Layout annotation records
++++++++++++++++++++

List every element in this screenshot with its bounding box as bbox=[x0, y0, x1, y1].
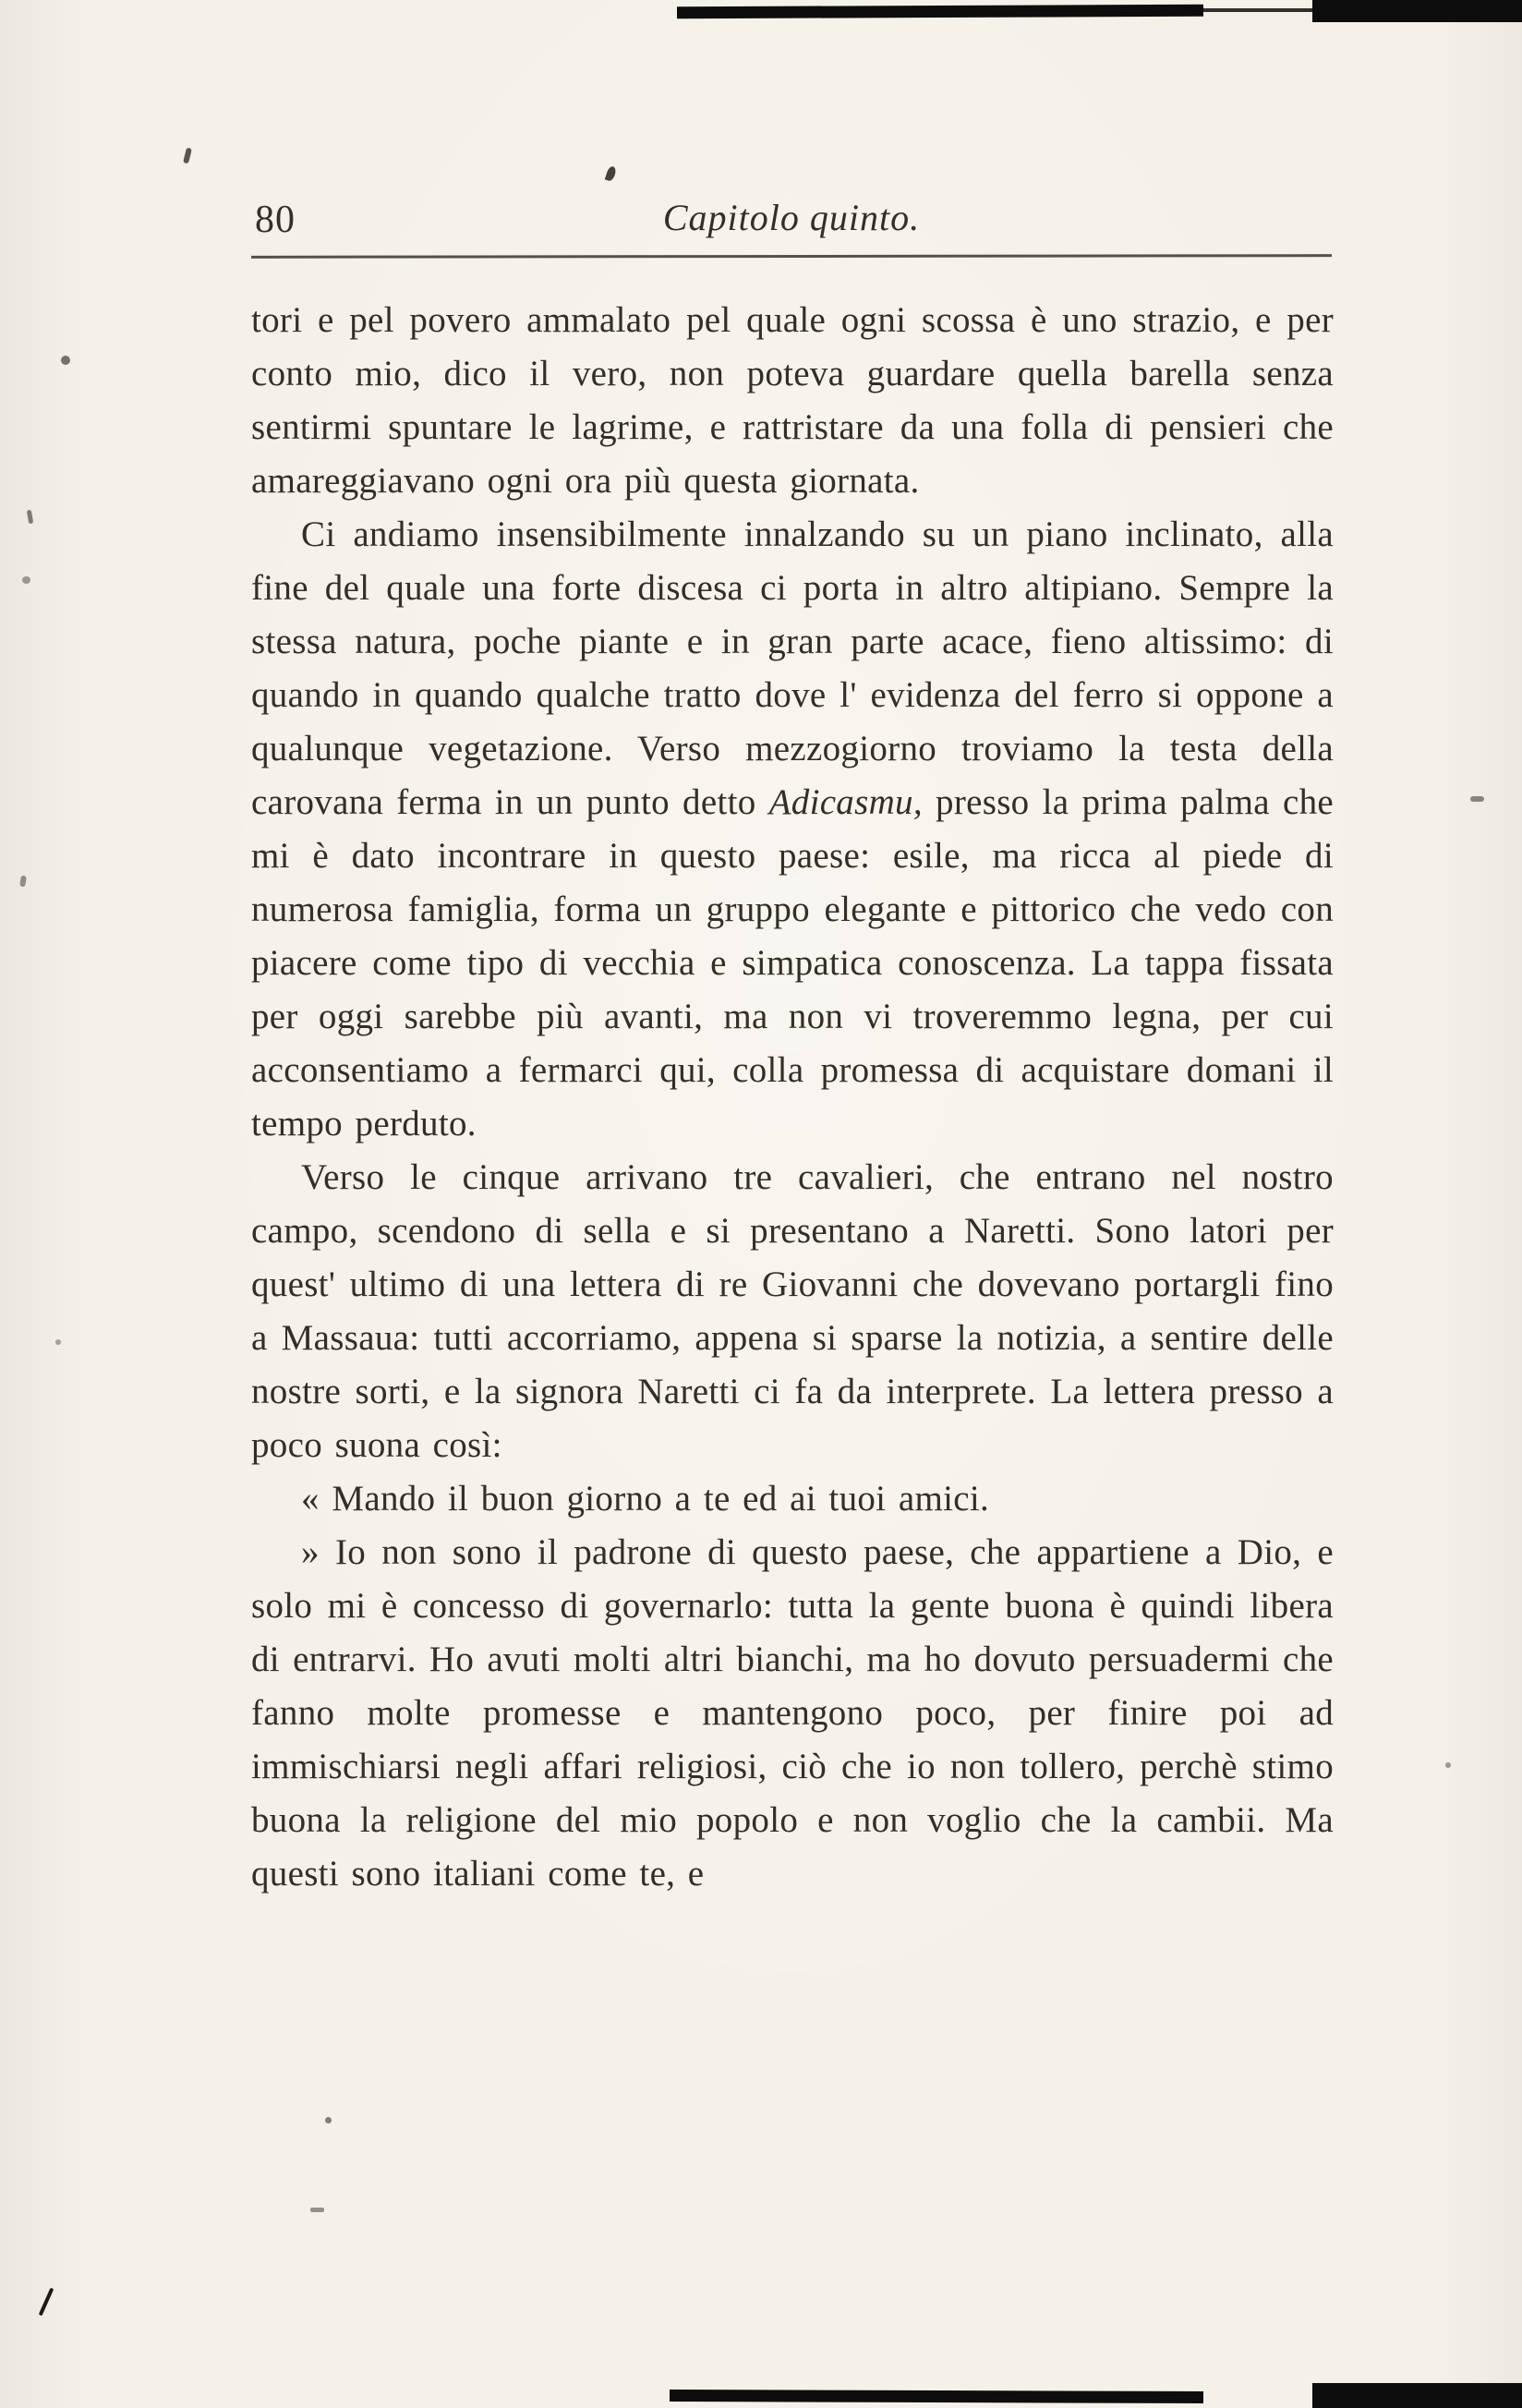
scan-artifact-bottom-right bbox=[1312, 2383, 1522, 2408]
scan-artifact-bottom-bar bbox=[670, 2390, 1203, 2403]
scan-speck bbox=[27, 510, 34, 525]
scan-speck bbox=[310, 2208, 324, 2212]
body-text: Ci andiamo insensibilmente innalzando su un piano inclinato, alla fine del quale una forte discesa ci porta in altro altipiano. Sempre la stessa natura, poche piante e in gran parte acace, fieno altissimo: di quando in quando qualche tratto dove l' evidenza del ferro si oppone a qualunque vegetazione. Verso mezzogiorno troviamo la testa della carovana ferma in un punto detto bbox=[251, 514, 1334, 822]
scan-speck bbox=[22, 576, 30, 584]
body-text: presso la prima palma che mi è dato incontrare in questo paese: esile, ma ricca al piede di numerosa famiglia, forma un gruppo elegante e pittorico che vedo con piacere come tipo di vecchia e simpatica conoscenza. La tappa fissata per oggi sarebbe più avanti, ma non vi troveremmo legna, per cui acconsentiamo a fermarci qui, colla promessa di acquistare domani il tempo perduto. bbox=[251, 782, 1334, 1143]
italic-text: Adicasmu, bbox=[768, 782, 923, 822]
scan-artifact-top-bar bbox=[677, 5, 1203, 18]
paragraph bbox=[251, 1472, 1334, 1526]
page-header bbox=[251, 192, 1332, 242]
scan-speck bbox=[19, 876, 27, 888]
scan-speck bbox=[183, 148, 192, 164]
scan-speck bbox=[61, 356, 70, 365]
text-block bbox=[251, 294, 1334, 1901]
scan-speck bbox=[1470, 796, 1484, 802]
scan-artifact-top-right bbox=[1312, 0, 1522, 22]
scan-speck bbox=[55, 1339, 61, 1345]
scan-speck bbox=[605, 165, 618, 182]
paragraph bbox=[251, 1151, 1334, 1472]
paragraph bbox=[251, 508, 1334, 1151]
chapter-title: Capitolo quinto. bbox=[662, 197, 921, 238]
header-rule bbox=[251, 254, 1332, 259]
body-text: » Io non sono il padrone di questo paese, che appartiene a Dio, e solo mi è concesso di governarlo: tutta la gente buona è quindi libera di entrarvi. Ho avuti molti altri bianchi, ma ho dovuto persuadermi che fanno molte promesse e mantengono poco, per finire poi ad immischiarsi negli affari religiosi, ciò che io non tollero, perchè stimo buona la religione del mio popolo e non voglio che la cambii. Ma questi sono italiani come te, e bbox=[251, 1532, 1334, 1894]
paragraph bbox=[251, 294, 1334, 508]
scan-speck bbox=[39, 2288, 54, 2317]
page-number: 80 bbox=[255, 199, 296, 241]
body-text: Verso le cinque arrivano tre cavalieri, che entrano nel nostro campo, scendono di sella e si presentano a Naretti. Sono latori per quest' ultimo di una lettera di re Giovanni che dovevano portargli fino a Massaua: tutti accorriamo, appena si sparse la notizia, a sentire delle nostre sorti, e la signora Naretti ci fa da interprete. La lettera presso a poco suona così: bbox=[251, 1157, 1334, 1465]
paragraph bbox=[251, 1526, 1334, 1901]
body-text: « Mando il buon giorno a te ed ai tuoi amici. bbox=[301, 1479, 990, 1519]
scan-artifact-top-line bbox=[1187, 8, 1321, 12]
scan-speck bbox=[1445, 1762, 1451, 1768]
body-text: tori e pel povero ammalato pel quale ogni scossa è uno strazio, e per conto mio, dico il vero, non poteva guardare quella barella senza sentirmi spuntare le lagrime, e rattristare da una folla di pensieri che amareggiavano ogni ora più questa giornata. bbox=[251, 300, 1334, 501]
scan-speck bbox=[325, 2117, 332, 2124]
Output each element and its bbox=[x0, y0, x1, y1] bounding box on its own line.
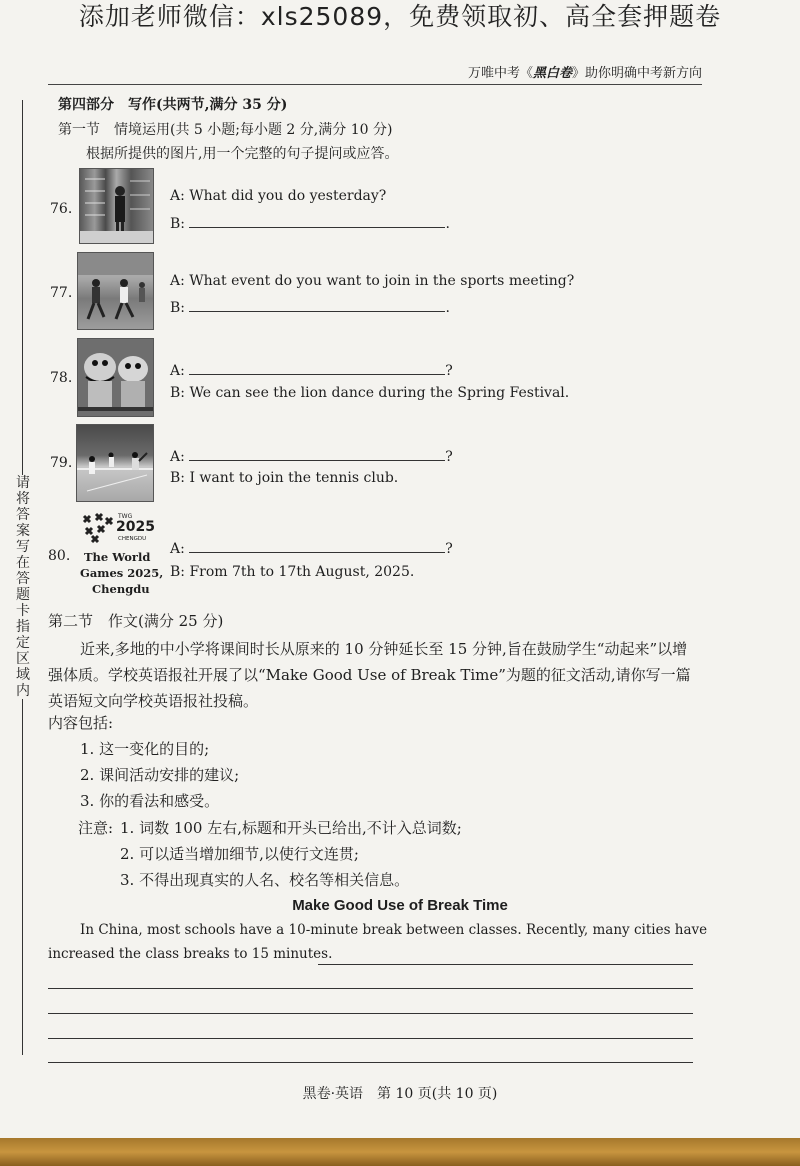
content-item-1: 1. 这一变化的目的; bbox=[80, 740, 210, 758]
q78-a-end: ? bbox=[445, 363, 453, 379]
q76-line-a: A: What did you do yesterday? bbox=[170, 188, 387, 204]
logo-twg: TWG bbox=[118, 513, 133, 520]
q79-a-end: ? bbox=[445, 449, 453, 465]
page-header bbox=[468, 62, 702, 81]
q77-b-label: B: bbox=[170, 300, 186, 316]
q79-a-label: A: bbox=[170, 449, 185, 465]
runners-image bbox=[78, 253, 153, 329]
q77-answer-blank[interactable] bbox=[189, 297, 445, 312]
q80-a-label: A: bbox=[170, 541, 185, 557]
q78-line-b: B: We can see the lion dance during the Spring Festival. bbox=[170, 385, 570, 401]
question-number-79: 79. bbox=[50, 455, 73, 471]
q79-line-b: B: I want to join the tennis club. bbox=[170, 470, 399, 486]
content-item-3: 3. 你的看法和感受。 bbox=[80, 792, 220, 810]
section1-instruction: 根据所提供的图片,用一个完整的句子提问或应答。 bbox=[86, 146, 399, 162]
q77-b-end: . bbox=[445, 300, 450, 316]
question-number-77: 77. bbox=[50, 285, 73, 301]
q80-line-b: B: From 7th to 17th August, 2025. bbox=[170, 564, 415, 580]
essay-start-line-2: increased the class breaks to 15 minutes. bbox=[48, 946, 333, 962]
note-label: 注意: bbox=[78, 819, 114, 837]
header-suffix: 》助你明确中考新方向 bbox=[571, 66, 702, 81]
part-title: 第四部分 写作(共两节,满分 35 分) bbox=[58, 97, 288, 113]
section2-prompt: 近来,多地的中小学将课间时长从原来的 10 分钟延长至 15 分钟,旨在鼓励学生“动起来”以增强体质。学校英语报社开展了以“Make Good Use of Break Time”为题的征文活动,请你写一篇英语短文向学校英语报社投稿。 bbox=[48, 640, 691, 710]
tennis-players-image bbox=[77, 425, 153, 501]
content-label: 内容包括: bbox=[48, 714, 114, 732]
photo-relay-race bbox=[77, 252, 154, 330]
header-prefix: 万唯中考《 bbox=[467, 66, 533, 81]
q77-line-b bbox=[170, 297, 450, 316]
question-number-76: 76. bbox=[50, 201, 73, 217]
writing-line[interactable] bbox=[48, 1038, 693, 1039]
photo-library bbox=[79, 168, 154, 244]
library-shelves-image bbox=[80, 169, 153, 243]
q80-line-a bbox=[170, 538, 453, 557]
promo-banner: 添加老师微信：xls25089，免费领取初、高全套押题卷 bbox=[78, 2, 722, 31]
q76-line-b bbox=[170, 213, 450, 232]
question-number-80: 80. bbox=[48, 548, 71, 564]
section1-title: 第一节 情境运用(共 5 小题;每小题 2 分,满分 10 分) bbox=[58, 122, 393, 138]
scan-edge-band bbox=[0, 1138, 800, 1166]
q80-a-end: ? bbox=[445, 541, 453, 557]
writing-line[interactable] bbox=[318, 964, 693, 965]
writing-line[interactable] bbox=[48, 1062, 693, 1063]
writing-line[interactable] bbox=[48, 988, 693, 989]
writing-line[interactable] bbox=[48, 1013, 693, 1014]
lion-dance-image bbox=[78, 339, 153, 416]
q77-line-a: A: What event do you want to join in the sports meeting? bbox=[170, 273, 575, 289]
q76-answer-blank[interactable] bbox=[189, 213, 445, 228]
q76-b-end: . bbox=[445, 216, 450, 232]
logo-caption-1: The World bbox=[84, 550, 151, 564]
q76-b-label: B: bbox=[170, 216, 186, 232]
note-2: 2. 可以适当增加细节,以使行文连贯; bbox=[120, 845, 359, 863]
photo-tennis bbox=[76, 424, 154, 502]
logo-caption-2: Games 2025, bbox=[80, 566, 164, 580]
q79-line-a bbox=[170, 446, 453, 465]
q78-answer-blank[interactable] bbox=[189, 360, 445, 375]
photo-lion-dance bbox=[77, 338, 154, 417]
world-games-emblem-icon bbox=[80, 512, 116, 544]
q80-answer-blank[interactable] bbox=[189, 538, 445, 553]
note-1: 1. 词数 100 左右,标题和开头已给出,不计入总词数; bbox=[120, 819, 462, 837]
q78-a-label: A: bbox=[170, 363, 185, 379]
q79-answer-blank[interactable] bbox=[189, 446, 445, 461]
section2-title: 第二节 作文(满分 25 分) bbox=[48, 612, 224, 630]
header-brand: 黑白卷 bbox=[532, 66, 572, 81]
question-number-78: 78. bbox=[50, 370, 73, 386]
content-item-2: 2. 课间活动安排的建议; bbox=[80, 766, 240, 784]
header-rule bbox=[48, 84, 702, 85]
note-3: 3. 不得出现真实的人名、校名等相关信息。 bbox=[120, 871, 410, 889]
logo-caption-3: Chengdu bbox=[92, 582, 150, 596]
margin-note: 请将答案写在答题卡指定区域内 bbox=[16, 475, 30, 699]
essay-start-line-1: In China, most schools have a 10-minute break between classes. Recently, many cities have bbox=[80, 922, 708, 938]
q78-line-a bbox=[170, 360, 453, 379]
essay-title: Make Good Use of Break Time bbox=[292, 897, 508, 914]
world-games-logo bbox=[80, 510, 164, 602]
logo-chengdu: CHENGDU bbox=[118, 536, 147, 542]
logo-year: 2025 bbox=[116, 519, 155, 535]
page-footer: 黑卷·英语 第 10 页(共 10 页) bbox=[302, 1086, 498, 1102]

++++++++++++++++++++

## Your objective
Reproduce the lines from the one holding "scan-artifact-bottom-right bbox=[1312, 2383, 1522, 2408]" through the one holding "scan-speck bbox=[22, 576, 30, 584]", inclusive, swapping "scan-speck" for "scan-dot" and keeping everything else unchanged.

## Final result
scan-artifact-bottom-right bbox=[1312, 2383, 1522, 2408]
scan-artifact-bottom-bar bbox=[670, 2390, 1203, 2403]
scan-dot bbox=[27, 510, 34, 525]
scan-dot bbox=[310, 2208, 324, 2212]
body-text: Ci andiamo insensibilmente innalzando su un piano inclinato, alla fine del quale una forte discesa ci porta in altro altipiano. Sempre la stessa natura, poche piante e in gran parte acace, fieno altissimo: di quando in quando qualche tratto dove l' evidenza del ferro si oppone a qualunque vegetazione. Verso mezzogiorno troviamo la testa della carovana ferma in un punto detto bbox=[251, 514, 1334, 822]
scan-dot bbox=[22, 576, 30, 584]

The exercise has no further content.